►

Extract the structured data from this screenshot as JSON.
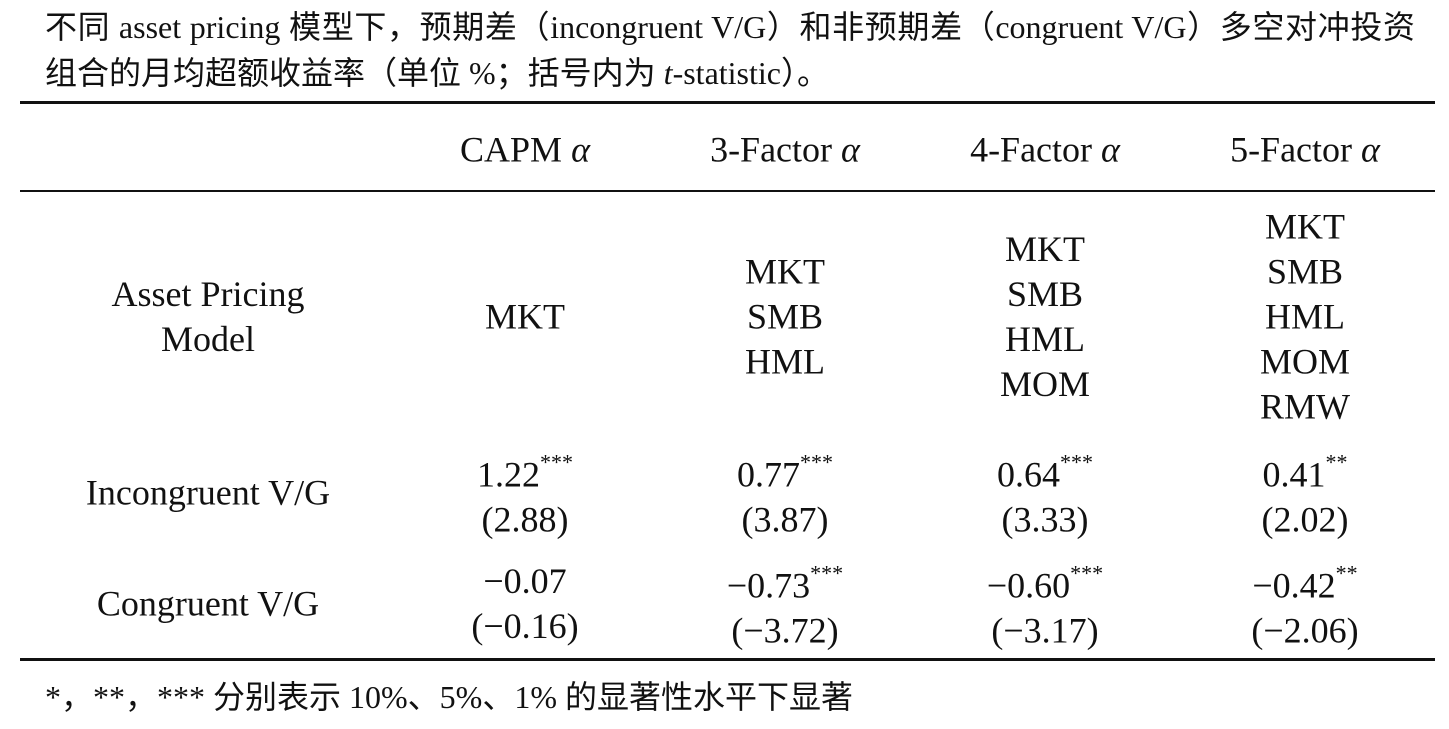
{
  "caption": {
    "before": "不同 asset pricing 模型下，预期差（incongruent V/G）和非预期差（congruent V/G）多空对冲投资组合的月均超额收益率（单位 %；括号内为 ",
    "italic": "t",
    "after": "-statistic）。"
  },
  "table": {
    "columns": [
      {
        "name": "CAPM",
        "symbol": "α"
      },
      {
        "name": "3-Factor",
        "symbol": "α"
      },
      {
        "name": "4-Factor",
        "symbol": "α"
      },
      {
        "name": "5-Factor",
        "symbol": "α"
      }
    ],
    "model_row": {
      "label": "Asset Pricing Model",
      "factors": [
        [
          "MKT"
        ],
        [
          "MKT",
          "SMB",
          "HML"
        ],
        [
          "MKT",
          "SMB",
          "HML",
          "MOM"
        ],
        [
          "MKT",
          "SMB",
          "HML",
          "MOM",
          "RMW"
        ]
      ]
    },
    "rows": [
      {
        "label": "Incongruent V/G",
        "cells": [
          {
            "value": "1.22",
            "stars": "***",
            "t": "(2.88)"
          },
          {
            "value": "0.77",
            "stars": "***",
            "t": "(3.87)"
          },
          {
            "value": "0.64",
            "stars": "***",
            "t": "(3.33)"
          },
          {
            "value": "0.41",
            "stars": "**",
            "t": "(2.02)"
          }
        ]
      },
      {
        "label": "Congruent V/G",
        "cells": [
          {
            "value": "−0.07",
            "t": "(−0.16)"
          },
          {
            "value": "−0.73",
            "stars": "***",
            "t": "(−3.72)"
          },
          {
            "value": "−0.60",
            "stars": "***",
            "t": "(−3.17)"
          },
          {
            "value": "−0.42",
            "stars": "**",
            "t": "(−2.06)"
          }
        ]
      }
    ]
  },
  "footnote": "*，**，*** 分别表示 10%、5%、1% 的显著性水平下显著"
}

◄

## WHAT YOU ARE ASKED TO DO
Find and count the lines of the data that include the string "name", and report that figure by itself.

## FINISHED EXERCISE
4